Check each line of the records below and collect those that include the word "icon".
◆ ◆ ◆ ◆ ◆ ◆ ◆
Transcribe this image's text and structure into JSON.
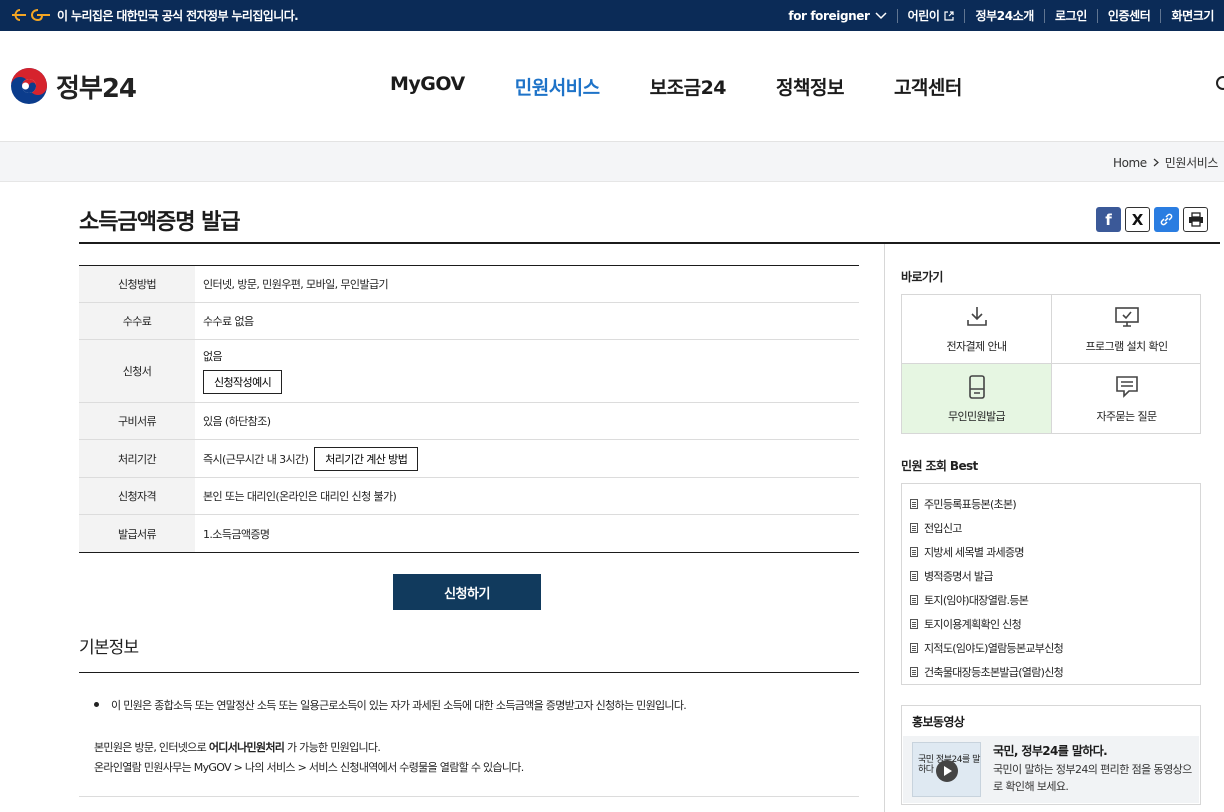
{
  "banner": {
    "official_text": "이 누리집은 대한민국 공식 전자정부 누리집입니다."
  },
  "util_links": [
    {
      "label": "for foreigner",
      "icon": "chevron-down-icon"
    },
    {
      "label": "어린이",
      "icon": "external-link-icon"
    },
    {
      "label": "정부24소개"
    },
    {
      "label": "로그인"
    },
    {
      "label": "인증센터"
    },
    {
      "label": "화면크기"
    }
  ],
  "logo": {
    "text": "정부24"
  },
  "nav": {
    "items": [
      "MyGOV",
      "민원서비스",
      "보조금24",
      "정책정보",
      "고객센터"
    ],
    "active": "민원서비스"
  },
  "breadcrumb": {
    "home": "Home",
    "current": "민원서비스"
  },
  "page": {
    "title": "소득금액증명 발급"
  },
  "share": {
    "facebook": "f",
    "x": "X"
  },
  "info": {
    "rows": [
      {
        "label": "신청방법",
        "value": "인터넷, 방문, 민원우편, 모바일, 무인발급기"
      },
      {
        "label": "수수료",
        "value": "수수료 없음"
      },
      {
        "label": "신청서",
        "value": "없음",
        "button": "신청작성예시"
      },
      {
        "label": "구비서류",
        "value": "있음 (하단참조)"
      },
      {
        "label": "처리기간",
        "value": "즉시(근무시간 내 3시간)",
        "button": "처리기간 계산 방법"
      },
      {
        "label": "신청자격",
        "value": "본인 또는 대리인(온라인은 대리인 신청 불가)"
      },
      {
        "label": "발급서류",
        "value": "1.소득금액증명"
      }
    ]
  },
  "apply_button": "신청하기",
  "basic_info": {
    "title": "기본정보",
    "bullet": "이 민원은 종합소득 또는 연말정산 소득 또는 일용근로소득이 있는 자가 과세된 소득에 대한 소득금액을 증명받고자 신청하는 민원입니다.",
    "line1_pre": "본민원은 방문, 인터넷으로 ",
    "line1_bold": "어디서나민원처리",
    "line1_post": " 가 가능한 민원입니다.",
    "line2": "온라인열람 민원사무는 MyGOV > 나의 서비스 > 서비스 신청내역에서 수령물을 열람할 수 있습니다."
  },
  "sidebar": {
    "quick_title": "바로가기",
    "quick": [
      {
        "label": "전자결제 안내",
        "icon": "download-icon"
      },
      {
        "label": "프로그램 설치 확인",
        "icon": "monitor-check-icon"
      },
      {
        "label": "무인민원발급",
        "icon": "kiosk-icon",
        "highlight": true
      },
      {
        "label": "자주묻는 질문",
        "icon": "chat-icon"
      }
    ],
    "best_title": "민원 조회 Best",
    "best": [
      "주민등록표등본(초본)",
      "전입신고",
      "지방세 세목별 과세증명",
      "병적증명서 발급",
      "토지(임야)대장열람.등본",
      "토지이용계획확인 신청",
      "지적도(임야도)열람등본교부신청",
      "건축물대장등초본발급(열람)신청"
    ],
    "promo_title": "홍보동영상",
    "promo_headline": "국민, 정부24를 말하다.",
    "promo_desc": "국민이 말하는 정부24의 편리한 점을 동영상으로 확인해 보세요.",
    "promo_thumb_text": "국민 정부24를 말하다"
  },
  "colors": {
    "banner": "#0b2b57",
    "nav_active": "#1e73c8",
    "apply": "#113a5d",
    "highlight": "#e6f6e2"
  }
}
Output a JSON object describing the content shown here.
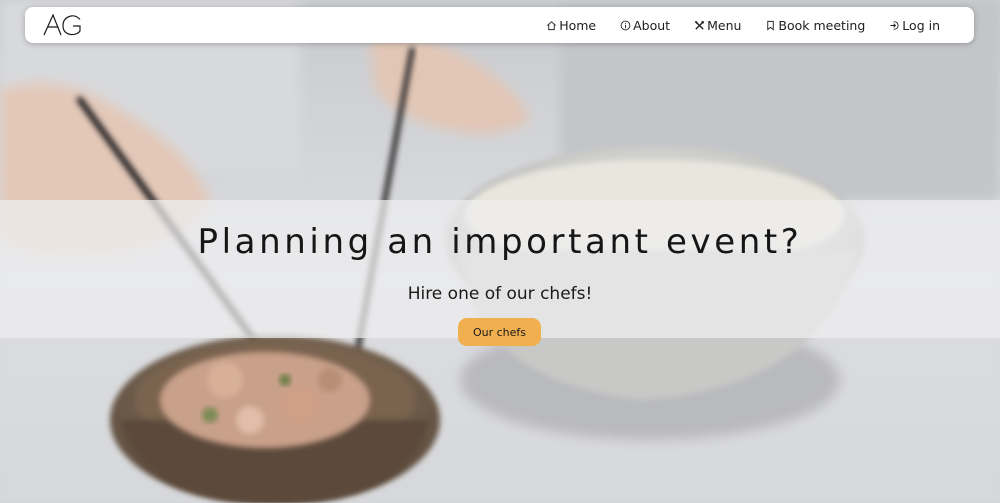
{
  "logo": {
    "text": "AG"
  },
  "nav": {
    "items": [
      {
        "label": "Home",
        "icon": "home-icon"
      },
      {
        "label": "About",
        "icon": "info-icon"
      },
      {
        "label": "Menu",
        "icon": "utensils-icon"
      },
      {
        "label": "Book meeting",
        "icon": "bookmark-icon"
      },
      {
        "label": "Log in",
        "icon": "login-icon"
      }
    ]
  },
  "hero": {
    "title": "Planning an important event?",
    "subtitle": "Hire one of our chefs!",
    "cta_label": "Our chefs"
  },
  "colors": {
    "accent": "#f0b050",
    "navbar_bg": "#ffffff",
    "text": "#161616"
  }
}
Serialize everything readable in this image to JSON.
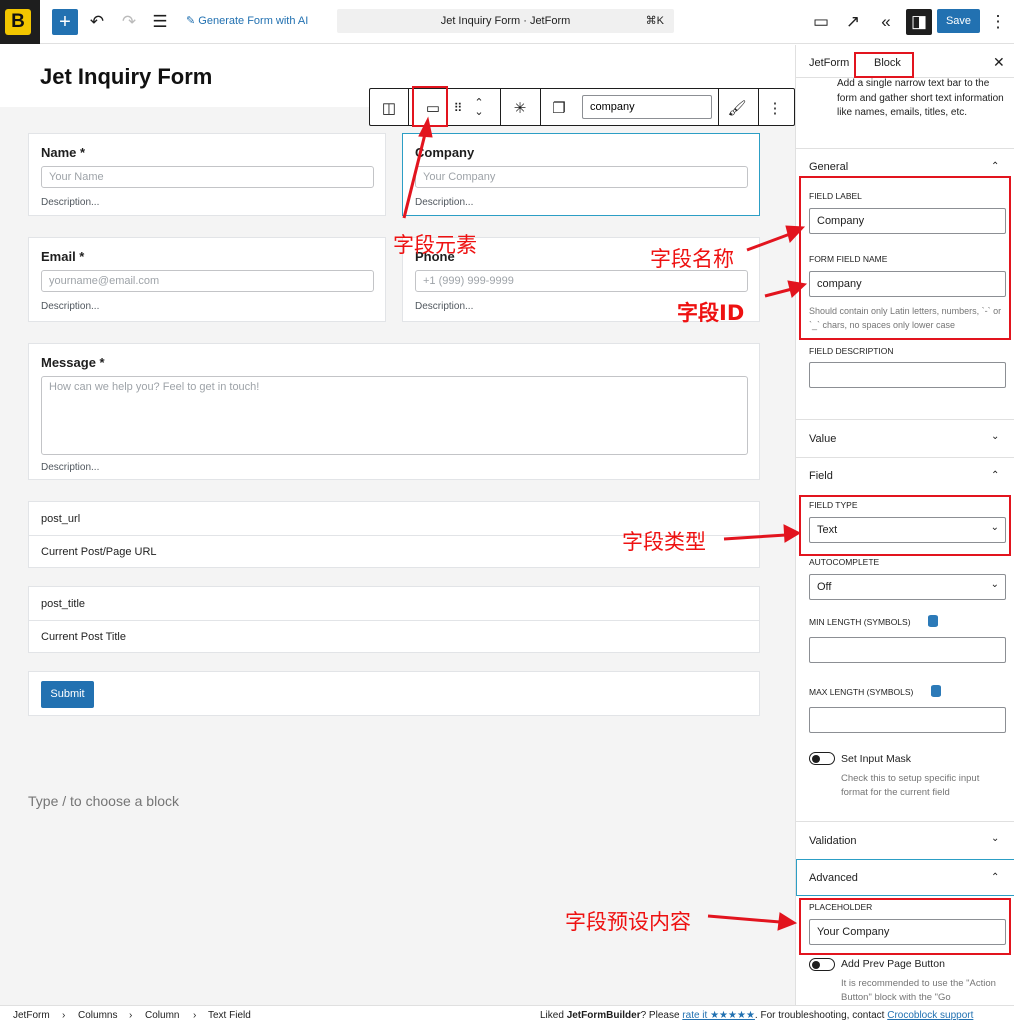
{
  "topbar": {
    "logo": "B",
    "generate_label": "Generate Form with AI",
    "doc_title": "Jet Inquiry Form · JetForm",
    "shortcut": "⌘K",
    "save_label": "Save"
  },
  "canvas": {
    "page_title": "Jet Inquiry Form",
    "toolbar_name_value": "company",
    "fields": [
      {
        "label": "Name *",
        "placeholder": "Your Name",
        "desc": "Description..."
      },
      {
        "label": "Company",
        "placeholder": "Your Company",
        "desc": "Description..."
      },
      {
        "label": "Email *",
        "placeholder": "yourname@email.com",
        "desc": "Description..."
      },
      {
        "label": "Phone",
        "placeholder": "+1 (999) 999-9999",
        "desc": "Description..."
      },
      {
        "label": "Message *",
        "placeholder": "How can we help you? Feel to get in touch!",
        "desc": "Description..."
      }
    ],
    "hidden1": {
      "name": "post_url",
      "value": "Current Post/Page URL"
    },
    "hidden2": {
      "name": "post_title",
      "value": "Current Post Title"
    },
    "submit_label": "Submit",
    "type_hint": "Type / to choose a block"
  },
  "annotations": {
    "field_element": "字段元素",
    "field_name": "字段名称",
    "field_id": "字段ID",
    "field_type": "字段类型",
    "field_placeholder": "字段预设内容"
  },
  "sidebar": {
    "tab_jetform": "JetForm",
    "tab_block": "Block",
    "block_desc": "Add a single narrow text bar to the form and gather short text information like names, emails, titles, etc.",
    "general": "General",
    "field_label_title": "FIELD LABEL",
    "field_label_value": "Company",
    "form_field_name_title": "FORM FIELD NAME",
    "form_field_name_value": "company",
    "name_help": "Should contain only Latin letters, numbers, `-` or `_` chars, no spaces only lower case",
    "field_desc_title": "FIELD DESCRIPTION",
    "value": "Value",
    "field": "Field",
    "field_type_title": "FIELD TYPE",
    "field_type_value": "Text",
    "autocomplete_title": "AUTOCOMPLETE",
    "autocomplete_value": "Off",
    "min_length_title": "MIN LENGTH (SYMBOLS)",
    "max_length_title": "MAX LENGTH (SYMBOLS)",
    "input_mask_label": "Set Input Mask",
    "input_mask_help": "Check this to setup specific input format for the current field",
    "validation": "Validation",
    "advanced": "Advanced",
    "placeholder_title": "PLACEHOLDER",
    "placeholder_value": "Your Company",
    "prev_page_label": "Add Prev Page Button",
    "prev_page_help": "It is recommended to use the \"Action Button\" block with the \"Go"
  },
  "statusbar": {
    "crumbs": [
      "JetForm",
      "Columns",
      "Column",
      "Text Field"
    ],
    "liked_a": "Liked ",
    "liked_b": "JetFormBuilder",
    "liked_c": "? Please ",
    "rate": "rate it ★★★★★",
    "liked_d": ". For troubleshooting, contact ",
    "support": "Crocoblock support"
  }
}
◆ ◆ ◆ ◆ ◆ ◆ ◆
_EXPECTED OUTPUT_
      "icon": "chevron-down-icon"
      "icon": "external-link-icon"
        "icon": "download-icon"
        "icon": "monitor-check-icon"
        "icon": "kiosk-icon",
        "icon": "chat-icon"
        "icon": "home-icon"
        "icon": "info-icon"
        "icon": "utensils-icon"
        "icon": "bookmark-icon"
        "icon": "login-icon"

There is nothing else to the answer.